TASK TO COMPLETE
Work through the data line by line, gathering every line that has the word "grand".

SUPPLIED MATERIAL

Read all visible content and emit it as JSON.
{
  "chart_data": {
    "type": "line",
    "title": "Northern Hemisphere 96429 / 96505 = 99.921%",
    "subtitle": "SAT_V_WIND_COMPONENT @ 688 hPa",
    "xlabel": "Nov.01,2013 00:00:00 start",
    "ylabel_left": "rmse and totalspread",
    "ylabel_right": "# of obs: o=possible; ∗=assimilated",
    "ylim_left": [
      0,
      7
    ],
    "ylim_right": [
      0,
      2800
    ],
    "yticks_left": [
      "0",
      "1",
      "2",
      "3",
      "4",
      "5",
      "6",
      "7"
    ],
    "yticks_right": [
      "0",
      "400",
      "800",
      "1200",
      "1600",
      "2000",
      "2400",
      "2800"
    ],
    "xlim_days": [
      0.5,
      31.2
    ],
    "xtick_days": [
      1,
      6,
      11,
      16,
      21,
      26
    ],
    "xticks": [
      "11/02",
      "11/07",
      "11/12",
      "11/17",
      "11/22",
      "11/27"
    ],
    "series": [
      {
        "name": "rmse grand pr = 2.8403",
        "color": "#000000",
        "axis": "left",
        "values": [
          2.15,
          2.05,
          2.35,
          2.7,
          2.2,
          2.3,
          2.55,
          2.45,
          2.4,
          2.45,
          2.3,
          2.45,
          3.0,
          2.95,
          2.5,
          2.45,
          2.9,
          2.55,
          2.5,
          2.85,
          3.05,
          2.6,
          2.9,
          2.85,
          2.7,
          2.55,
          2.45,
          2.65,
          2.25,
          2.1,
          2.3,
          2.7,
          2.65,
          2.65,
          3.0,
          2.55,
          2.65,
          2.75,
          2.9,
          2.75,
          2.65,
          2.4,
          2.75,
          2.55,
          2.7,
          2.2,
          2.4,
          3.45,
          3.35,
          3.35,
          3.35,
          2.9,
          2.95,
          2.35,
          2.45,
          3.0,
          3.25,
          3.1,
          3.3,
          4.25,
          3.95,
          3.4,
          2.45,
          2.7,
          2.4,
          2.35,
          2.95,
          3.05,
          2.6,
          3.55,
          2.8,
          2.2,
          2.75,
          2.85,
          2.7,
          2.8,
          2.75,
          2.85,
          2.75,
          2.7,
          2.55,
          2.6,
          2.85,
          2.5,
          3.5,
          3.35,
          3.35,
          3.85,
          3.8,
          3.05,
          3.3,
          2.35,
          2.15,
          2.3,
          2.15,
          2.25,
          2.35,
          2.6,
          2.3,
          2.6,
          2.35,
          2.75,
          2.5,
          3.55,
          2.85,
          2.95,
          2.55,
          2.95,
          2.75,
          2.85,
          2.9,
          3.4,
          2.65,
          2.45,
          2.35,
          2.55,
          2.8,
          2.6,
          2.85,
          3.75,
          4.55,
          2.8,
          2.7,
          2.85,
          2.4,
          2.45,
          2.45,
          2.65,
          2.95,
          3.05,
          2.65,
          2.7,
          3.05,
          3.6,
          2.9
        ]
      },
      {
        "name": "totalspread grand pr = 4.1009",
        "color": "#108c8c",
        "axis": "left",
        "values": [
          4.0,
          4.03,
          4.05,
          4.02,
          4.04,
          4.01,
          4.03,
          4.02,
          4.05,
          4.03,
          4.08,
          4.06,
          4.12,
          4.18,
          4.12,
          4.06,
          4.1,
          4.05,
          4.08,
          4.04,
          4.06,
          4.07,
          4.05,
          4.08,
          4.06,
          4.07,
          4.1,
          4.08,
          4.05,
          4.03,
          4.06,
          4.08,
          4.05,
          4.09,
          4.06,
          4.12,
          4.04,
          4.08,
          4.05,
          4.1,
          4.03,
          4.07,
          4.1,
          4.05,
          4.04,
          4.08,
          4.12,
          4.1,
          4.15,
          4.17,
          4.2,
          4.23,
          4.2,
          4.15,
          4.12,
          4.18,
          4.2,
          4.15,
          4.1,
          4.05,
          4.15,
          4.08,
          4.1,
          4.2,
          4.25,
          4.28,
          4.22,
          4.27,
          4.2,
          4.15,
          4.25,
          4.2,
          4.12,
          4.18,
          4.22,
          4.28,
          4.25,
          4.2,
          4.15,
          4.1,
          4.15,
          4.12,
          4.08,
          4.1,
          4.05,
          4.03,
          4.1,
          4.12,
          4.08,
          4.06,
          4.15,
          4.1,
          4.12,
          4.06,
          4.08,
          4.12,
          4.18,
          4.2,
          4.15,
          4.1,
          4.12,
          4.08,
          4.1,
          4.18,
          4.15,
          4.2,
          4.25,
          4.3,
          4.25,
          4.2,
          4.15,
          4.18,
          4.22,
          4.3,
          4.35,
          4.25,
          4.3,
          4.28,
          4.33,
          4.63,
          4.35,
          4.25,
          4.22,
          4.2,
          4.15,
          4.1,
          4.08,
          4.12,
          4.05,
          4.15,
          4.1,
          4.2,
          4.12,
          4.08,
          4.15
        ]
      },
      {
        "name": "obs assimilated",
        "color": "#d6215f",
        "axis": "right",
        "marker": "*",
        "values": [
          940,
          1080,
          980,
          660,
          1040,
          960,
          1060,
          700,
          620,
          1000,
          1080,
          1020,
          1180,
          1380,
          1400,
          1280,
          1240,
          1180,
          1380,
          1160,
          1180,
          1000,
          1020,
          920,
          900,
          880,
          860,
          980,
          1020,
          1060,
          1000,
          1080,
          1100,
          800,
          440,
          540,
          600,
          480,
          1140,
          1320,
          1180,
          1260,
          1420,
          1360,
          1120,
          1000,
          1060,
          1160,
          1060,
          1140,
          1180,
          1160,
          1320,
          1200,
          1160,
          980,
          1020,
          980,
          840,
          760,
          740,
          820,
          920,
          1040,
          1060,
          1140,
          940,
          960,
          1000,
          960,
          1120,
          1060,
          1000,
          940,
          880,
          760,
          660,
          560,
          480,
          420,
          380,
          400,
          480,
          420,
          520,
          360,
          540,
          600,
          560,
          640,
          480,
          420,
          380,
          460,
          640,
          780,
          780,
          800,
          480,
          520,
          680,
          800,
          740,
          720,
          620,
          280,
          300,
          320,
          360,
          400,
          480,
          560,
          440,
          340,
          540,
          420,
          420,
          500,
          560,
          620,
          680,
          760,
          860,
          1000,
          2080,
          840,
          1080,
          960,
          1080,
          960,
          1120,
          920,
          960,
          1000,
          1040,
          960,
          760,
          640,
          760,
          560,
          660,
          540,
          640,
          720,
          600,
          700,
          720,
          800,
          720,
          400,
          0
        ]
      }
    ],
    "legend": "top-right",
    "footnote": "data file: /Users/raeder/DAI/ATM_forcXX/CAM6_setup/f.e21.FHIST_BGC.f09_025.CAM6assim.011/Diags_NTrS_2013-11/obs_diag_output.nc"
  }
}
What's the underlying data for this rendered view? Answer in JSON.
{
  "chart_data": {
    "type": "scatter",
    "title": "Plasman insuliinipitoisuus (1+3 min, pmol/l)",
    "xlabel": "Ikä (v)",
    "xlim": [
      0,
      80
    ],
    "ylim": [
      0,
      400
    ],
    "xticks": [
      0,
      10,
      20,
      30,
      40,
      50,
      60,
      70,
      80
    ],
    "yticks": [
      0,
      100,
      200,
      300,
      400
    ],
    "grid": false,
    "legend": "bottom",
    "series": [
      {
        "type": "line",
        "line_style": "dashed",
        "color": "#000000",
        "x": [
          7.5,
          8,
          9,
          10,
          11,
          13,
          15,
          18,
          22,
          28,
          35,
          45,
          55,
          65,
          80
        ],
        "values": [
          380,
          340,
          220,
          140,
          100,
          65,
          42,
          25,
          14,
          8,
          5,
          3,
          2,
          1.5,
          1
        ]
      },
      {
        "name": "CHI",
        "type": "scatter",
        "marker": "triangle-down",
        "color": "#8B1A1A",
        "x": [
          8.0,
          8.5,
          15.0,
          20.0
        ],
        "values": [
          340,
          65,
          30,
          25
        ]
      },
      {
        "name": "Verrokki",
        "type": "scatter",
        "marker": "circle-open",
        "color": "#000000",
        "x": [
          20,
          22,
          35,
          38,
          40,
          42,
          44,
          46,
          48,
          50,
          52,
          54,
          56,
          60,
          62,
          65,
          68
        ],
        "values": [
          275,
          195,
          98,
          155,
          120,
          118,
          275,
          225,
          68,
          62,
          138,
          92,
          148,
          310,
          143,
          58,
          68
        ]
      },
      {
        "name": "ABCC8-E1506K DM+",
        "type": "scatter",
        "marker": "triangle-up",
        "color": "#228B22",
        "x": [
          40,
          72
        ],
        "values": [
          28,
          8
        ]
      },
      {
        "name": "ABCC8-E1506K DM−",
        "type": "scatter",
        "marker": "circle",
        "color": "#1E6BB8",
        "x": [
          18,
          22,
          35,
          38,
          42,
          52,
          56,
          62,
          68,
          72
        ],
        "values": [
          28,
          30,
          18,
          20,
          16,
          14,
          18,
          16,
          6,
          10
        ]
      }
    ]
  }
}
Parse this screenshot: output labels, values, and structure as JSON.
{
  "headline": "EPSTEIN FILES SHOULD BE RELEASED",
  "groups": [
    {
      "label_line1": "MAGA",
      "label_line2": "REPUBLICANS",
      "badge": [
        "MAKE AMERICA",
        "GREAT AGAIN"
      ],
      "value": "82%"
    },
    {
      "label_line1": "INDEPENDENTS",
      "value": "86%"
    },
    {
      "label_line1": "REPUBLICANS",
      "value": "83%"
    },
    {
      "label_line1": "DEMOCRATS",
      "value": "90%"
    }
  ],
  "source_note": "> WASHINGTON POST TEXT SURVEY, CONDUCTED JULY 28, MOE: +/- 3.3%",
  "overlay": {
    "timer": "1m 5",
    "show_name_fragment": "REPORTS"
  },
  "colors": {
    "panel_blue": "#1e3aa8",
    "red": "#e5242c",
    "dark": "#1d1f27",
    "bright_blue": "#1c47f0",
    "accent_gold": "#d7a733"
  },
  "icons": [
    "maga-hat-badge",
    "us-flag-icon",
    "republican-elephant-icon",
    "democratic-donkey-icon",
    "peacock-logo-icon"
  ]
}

OUTPUT OF THE TASK
        "name": "rmse grand pr = 2.8403",
        "name": "totalspread grand pr = 4.1009",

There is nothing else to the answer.